• [What the exercise asks]: Repeat the material verbatim. Images are excluded from the copy.

++++++

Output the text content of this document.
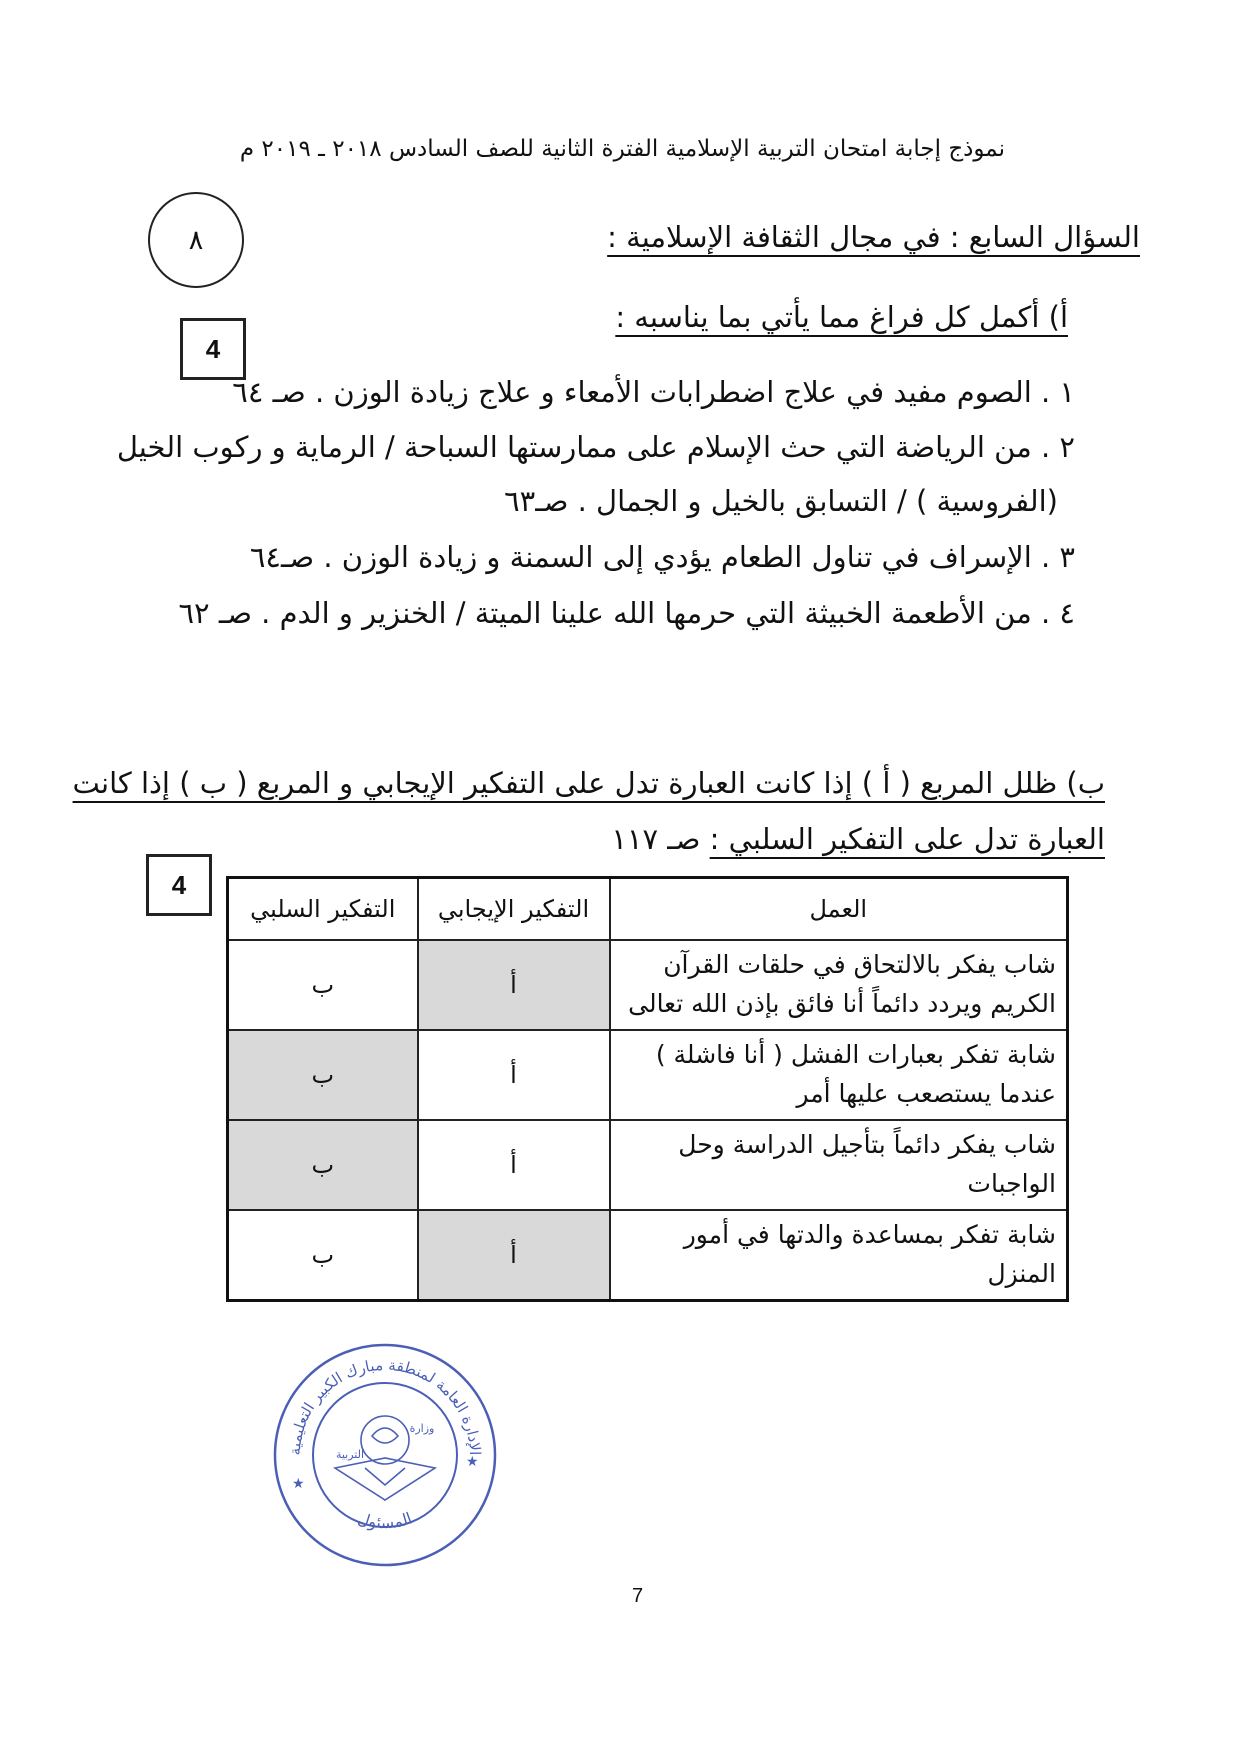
نموذج إجابة امتحان التربية الإسلامية الفترة الثانية للصف السادس ٢٠١٨ ـ ٢٠١٩ م
٨	السؤال السابع : في مجال الثقافة الإسلامية :
4
أ) أكمل كل فراغ مما يأتي بما يناسبه :
١ . الصوم مفيد في علاج اضطرابات الأمعاء و علاج زيادة الوزن . صـ ٦٤
٢ . من الرياضة التي حث الإسلام على ممارستها السباحة / الرماية و ركوب الخيل
(الفروسية ) / التسابق بالخيل و الجمال . صـ٦٣
٣ . الإسراف في تناول الطعام يؤدي إلى السمنة و زيادة الوزن . صـ٦٤
٤ . من الأطعمة الخبيثة التي حرمها الله علينا الميتة / الخنزير و الدم . صـ ٦٢
ب) ظلل المربع ( أ ) إذا كانت العبارة تدل على التفكير الإيجابي و المربع ( ب ) إذا كانت
العبارة تدل على التفكير السلبي : صـ ١١٧
4
التفكير السلبي	التفكير الإيجابي	العمل
ب	أ	شاب يفكر بالالتحاق في حلقات القرآن الكريم ويردد دائماً أنا فائق بإذن الله تعالى
ب	أ	شابة تفكر بعبارات الفشل ( أنا فاشلة ) عندما يستصعب عليها أمر
ب	أ	شاب يفكر دائماً بتأجيل الدراسة وحل الواجبات
ب	أ	شابة تفكر بمساعدة والدتها في أمور المنزل
الإدارة العامة لمنطقة مبارك الكبير التعليمية
المسئول
التربية
وزارة
★
★
7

++++++

• [Solution to this exercise]:
Output the text content of this document.
نموذج إجابة امتحان التربية الإسلامية الفترة الثانية للصف السادس ٢٠١٨ ـ ٢٠١٩ م
٨	السؤال السابع : في مجال الثقافة الإسلامية :
4
أ) أكمل كل فراغ مما يأتي بما يناسبه :
١ . الصوم مفيد في علاج اضطرابات الأمعاء و علاج زيادة الوزن . صـ ٦٤
٢ . من الرياضة التي حث الإسلام على ممارستها السباحة / الرماية و ركوب الخيل
(الفروسية ) / التسابق بالخيل و الجمال . صـ٦٣
٣ . الإسراف في تناول الطعام يؤدي إلى السمنة و زيادة الوزن . صـ٦٤
٤ . من الأطعمة الخبيثة التي حرمها الله علينا الميتة / الخنزير و الدم . صـ ٦٢
ب) ظلل المربع ( أ ) إذا كانت العبارة تدل على التفكير الإيجابي و المربع ( ب ) إذا كانت
العبارة تدل على التفكير السلبي : صـ ١١٧
4
التفكير السلبي	التفكير الإيجابي	العمل
ب	أ	شاب يفكر بالالتحاق في حلقات القرآن الكريم ويردد دائماً أنا فائق بإذن الله تعالى
ب	أ	شابة تفكر بعبارات الفشل ( أنا فاشلة ) عندما يستصعب عليها أمر
ب	أ	شاب يفكر دائماً بتأجيل الدراسة وحل الواجبات
ب	أ	شابة تفكر بمساعدة والدتها في أمور المنزل
الإدارة العامة لمنطقة مبارك الكبير التعليمية
المسئول
التربية
وزارة
★
★
7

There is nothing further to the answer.